### Aim of the exercise
Return all lines where the word "Friday" can be found.

»»

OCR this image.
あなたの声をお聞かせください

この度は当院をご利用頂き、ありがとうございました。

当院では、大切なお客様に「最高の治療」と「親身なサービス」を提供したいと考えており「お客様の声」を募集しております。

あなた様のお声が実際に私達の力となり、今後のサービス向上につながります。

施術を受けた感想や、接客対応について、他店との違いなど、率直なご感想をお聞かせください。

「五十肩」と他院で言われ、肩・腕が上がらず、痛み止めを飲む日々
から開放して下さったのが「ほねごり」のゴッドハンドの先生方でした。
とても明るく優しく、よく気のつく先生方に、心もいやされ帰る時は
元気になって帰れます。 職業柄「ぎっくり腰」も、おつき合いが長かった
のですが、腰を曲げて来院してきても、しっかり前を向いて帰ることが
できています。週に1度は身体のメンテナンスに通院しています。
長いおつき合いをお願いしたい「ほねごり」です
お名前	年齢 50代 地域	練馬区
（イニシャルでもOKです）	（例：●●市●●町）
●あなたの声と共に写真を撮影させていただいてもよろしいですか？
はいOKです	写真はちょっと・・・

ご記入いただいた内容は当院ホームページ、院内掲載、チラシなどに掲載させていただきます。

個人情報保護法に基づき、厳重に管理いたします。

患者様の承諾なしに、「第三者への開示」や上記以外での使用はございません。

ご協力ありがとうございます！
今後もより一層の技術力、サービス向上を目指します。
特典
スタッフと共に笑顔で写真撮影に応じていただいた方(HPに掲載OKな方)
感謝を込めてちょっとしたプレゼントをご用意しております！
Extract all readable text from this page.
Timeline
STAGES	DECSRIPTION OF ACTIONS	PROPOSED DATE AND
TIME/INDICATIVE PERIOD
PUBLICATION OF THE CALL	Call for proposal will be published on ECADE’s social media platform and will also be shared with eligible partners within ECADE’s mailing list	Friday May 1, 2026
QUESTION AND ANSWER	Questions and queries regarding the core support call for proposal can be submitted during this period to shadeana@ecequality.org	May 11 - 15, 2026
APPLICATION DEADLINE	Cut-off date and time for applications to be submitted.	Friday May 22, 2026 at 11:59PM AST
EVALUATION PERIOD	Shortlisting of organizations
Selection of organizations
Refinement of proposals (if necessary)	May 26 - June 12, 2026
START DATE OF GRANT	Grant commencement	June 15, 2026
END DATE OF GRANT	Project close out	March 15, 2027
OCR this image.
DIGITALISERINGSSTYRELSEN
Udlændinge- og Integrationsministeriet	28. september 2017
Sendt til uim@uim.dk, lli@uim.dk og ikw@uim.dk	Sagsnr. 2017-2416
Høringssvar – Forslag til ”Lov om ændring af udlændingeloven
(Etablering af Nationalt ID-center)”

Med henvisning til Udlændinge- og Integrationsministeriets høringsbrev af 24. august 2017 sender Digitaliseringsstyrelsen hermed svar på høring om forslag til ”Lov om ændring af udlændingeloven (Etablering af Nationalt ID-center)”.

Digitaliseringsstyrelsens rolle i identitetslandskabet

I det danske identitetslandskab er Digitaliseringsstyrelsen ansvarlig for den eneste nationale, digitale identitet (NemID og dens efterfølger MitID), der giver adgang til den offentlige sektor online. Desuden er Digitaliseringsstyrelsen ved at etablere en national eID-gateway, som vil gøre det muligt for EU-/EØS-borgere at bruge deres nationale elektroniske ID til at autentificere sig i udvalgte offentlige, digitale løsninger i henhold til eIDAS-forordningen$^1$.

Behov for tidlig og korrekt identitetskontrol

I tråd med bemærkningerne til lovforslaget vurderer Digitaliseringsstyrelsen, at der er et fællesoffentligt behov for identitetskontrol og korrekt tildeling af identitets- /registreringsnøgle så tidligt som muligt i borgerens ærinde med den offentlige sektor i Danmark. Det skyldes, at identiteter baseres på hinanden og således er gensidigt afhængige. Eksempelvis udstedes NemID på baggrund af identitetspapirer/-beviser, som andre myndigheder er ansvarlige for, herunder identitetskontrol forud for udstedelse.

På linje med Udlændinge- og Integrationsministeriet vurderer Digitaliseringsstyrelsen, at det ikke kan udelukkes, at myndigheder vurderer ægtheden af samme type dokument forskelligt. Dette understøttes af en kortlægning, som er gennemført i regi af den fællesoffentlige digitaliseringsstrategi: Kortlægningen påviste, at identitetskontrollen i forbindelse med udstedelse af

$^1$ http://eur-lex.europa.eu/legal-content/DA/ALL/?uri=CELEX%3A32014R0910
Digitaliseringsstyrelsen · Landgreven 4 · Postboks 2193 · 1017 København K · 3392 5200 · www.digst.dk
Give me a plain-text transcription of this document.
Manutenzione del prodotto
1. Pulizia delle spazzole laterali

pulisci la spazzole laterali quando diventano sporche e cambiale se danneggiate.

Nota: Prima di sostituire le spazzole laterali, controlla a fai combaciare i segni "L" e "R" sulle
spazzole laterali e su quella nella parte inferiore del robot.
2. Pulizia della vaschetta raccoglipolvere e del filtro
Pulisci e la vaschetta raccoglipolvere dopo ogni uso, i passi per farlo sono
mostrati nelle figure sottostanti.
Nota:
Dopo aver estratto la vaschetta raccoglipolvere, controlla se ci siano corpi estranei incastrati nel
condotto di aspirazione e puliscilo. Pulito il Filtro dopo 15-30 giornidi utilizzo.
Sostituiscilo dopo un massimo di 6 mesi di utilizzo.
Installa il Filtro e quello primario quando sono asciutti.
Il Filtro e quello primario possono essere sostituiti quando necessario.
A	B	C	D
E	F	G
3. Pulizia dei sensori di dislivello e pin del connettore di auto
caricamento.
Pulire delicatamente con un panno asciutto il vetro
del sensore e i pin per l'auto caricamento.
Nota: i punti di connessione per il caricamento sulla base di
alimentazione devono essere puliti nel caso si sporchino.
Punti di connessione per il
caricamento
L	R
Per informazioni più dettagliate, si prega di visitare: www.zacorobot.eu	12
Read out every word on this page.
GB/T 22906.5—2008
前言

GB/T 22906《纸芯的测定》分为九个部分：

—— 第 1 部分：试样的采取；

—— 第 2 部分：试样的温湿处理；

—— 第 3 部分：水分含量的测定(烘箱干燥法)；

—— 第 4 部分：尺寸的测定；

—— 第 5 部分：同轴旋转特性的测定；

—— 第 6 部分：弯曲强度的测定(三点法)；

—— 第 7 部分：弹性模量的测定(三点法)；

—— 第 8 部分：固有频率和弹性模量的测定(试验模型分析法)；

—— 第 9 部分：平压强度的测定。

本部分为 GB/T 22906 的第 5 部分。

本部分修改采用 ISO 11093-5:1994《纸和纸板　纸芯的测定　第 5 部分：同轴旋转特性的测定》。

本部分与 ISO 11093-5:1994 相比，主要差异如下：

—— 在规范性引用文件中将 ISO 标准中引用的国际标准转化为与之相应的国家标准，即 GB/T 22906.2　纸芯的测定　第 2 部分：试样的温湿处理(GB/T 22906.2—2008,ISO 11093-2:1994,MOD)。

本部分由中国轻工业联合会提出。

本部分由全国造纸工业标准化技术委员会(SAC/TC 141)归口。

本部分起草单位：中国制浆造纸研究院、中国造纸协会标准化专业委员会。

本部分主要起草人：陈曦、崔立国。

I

««

### Right answer
PUBLICATION OF THE CALL	Call for proposal will be published on ECADE’s social media platform and will also be shared with eligible partners within ECADE’s mailing list	Friday May 1, 2026
APPLICATION DEADLINE	Cut-off date and time for applications to be submitted.	Friday May 22, 2026 at 11:59PM AST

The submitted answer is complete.